Input records:
□ □ □ □ □ □ □

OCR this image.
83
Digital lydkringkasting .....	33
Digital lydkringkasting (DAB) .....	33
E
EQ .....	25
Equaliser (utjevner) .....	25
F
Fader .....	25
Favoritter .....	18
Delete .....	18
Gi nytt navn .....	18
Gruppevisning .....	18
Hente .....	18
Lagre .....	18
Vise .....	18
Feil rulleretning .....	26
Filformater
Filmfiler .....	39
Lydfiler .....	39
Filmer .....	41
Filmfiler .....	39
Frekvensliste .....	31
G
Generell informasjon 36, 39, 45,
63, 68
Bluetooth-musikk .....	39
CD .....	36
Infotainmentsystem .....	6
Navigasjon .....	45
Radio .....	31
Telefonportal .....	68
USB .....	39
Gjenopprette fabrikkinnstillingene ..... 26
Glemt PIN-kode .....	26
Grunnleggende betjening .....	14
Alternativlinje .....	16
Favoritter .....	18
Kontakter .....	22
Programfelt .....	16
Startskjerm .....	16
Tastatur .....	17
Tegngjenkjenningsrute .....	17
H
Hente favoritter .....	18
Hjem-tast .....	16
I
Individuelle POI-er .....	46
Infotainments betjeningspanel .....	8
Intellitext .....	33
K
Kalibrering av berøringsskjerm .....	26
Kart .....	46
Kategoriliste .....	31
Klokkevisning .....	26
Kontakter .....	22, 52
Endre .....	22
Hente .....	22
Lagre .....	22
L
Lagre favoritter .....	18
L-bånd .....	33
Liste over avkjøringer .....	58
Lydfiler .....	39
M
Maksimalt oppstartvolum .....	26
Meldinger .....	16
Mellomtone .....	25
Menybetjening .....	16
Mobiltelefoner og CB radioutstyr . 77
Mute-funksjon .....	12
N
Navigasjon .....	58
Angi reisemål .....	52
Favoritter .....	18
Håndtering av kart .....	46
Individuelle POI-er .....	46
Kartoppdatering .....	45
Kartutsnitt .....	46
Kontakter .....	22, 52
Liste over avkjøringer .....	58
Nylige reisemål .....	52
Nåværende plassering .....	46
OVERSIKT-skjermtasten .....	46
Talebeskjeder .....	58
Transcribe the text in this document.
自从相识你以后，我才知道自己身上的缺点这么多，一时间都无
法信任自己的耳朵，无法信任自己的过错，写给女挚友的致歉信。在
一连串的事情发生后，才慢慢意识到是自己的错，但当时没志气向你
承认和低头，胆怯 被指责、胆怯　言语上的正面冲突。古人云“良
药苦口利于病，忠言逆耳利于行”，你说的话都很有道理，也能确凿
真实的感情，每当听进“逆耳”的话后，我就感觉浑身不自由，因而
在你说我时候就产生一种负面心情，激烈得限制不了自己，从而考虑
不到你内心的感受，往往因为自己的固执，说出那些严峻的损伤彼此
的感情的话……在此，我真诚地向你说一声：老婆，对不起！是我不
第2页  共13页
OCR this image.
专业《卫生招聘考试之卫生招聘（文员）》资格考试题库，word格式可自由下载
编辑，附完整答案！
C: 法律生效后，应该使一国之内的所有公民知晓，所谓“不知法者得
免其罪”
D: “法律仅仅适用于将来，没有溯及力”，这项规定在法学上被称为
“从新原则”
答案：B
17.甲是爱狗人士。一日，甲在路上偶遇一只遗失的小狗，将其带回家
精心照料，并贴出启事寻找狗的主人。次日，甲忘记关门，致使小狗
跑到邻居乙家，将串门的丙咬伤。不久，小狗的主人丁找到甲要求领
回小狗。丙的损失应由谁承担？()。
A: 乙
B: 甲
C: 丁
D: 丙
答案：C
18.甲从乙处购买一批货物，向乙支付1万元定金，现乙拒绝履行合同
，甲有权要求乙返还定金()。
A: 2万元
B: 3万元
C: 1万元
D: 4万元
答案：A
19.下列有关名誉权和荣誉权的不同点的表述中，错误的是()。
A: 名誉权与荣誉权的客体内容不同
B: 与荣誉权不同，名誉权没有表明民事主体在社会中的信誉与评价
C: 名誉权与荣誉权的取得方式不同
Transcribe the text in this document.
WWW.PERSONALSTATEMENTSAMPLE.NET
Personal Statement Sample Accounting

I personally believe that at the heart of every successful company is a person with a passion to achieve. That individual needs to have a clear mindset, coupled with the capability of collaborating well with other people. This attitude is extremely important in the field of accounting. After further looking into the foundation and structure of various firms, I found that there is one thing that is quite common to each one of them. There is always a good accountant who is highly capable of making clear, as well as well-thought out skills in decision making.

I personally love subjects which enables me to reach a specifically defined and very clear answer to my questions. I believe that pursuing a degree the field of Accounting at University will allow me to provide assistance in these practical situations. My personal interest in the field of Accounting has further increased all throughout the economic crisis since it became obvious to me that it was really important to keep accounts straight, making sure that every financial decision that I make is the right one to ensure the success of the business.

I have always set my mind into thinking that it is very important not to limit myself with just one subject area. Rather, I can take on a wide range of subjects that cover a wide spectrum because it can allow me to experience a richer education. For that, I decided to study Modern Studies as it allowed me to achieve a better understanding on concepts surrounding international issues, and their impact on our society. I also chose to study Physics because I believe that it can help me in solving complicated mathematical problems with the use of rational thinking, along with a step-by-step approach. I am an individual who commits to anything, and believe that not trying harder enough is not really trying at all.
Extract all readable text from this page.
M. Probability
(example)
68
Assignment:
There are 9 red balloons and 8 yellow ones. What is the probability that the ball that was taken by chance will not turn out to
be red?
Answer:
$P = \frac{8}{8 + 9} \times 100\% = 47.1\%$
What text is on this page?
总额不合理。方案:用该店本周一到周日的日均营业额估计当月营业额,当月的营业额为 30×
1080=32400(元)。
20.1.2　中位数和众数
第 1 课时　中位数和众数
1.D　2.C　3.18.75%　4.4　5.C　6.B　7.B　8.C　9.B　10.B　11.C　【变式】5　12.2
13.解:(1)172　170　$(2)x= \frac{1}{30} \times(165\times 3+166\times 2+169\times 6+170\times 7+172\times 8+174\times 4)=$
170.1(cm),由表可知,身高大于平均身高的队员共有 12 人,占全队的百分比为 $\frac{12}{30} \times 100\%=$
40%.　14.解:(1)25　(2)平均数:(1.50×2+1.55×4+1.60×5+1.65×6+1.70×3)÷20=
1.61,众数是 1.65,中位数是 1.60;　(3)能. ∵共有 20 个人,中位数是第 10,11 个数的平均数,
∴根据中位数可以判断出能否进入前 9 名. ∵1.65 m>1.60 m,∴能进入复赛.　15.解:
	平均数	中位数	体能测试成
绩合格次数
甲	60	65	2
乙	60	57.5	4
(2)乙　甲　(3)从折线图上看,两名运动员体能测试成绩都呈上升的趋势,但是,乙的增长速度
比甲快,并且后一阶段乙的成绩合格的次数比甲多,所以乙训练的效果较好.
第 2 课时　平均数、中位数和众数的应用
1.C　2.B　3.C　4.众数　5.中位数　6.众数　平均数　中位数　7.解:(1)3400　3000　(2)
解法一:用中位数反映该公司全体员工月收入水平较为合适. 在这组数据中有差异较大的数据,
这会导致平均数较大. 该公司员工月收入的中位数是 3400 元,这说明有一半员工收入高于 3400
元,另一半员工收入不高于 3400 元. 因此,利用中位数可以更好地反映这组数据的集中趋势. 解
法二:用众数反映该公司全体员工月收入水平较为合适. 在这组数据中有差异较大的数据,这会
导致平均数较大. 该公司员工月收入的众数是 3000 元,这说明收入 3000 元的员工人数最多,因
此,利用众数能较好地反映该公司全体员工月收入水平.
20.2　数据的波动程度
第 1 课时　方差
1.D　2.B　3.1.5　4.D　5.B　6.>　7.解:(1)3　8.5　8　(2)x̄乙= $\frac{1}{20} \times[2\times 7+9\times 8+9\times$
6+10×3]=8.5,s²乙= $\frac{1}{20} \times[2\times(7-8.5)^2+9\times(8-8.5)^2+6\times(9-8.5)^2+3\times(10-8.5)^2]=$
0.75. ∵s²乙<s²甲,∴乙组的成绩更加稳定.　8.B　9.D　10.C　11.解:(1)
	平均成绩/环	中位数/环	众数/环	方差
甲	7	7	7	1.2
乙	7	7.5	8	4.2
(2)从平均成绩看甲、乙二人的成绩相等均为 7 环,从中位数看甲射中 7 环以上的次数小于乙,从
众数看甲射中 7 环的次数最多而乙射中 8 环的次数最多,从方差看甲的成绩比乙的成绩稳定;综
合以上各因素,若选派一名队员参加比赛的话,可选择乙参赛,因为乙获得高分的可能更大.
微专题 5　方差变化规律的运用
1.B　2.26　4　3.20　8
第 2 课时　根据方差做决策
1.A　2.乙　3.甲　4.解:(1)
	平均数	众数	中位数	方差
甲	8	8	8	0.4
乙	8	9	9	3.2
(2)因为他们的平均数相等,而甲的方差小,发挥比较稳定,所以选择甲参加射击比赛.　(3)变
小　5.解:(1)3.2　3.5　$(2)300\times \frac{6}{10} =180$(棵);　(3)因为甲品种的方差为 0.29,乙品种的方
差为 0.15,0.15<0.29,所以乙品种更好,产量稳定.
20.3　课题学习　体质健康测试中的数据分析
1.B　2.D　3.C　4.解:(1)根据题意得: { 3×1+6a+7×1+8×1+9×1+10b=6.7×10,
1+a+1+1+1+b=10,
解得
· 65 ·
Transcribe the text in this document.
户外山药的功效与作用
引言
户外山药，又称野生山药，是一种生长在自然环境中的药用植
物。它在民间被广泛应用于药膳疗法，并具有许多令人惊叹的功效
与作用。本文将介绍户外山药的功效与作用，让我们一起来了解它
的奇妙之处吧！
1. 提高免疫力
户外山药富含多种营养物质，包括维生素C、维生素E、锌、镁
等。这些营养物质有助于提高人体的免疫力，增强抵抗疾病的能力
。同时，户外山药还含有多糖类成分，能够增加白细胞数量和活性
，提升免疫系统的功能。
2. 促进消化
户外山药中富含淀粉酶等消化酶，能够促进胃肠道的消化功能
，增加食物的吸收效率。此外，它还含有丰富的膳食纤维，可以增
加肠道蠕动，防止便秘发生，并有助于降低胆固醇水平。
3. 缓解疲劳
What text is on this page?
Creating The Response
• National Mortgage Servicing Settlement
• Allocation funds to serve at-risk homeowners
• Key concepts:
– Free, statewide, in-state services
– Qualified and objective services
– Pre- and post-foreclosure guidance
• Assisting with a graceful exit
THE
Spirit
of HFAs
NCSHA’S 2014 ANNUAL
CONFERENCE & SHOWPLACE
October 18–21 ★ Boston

□ □ □ □ □ □ □

Do this:
Pull every line containing "Hente" out of the records.

Solution for this task:
Hente .....	18
Hente favoritter .....	18
Hente .....	22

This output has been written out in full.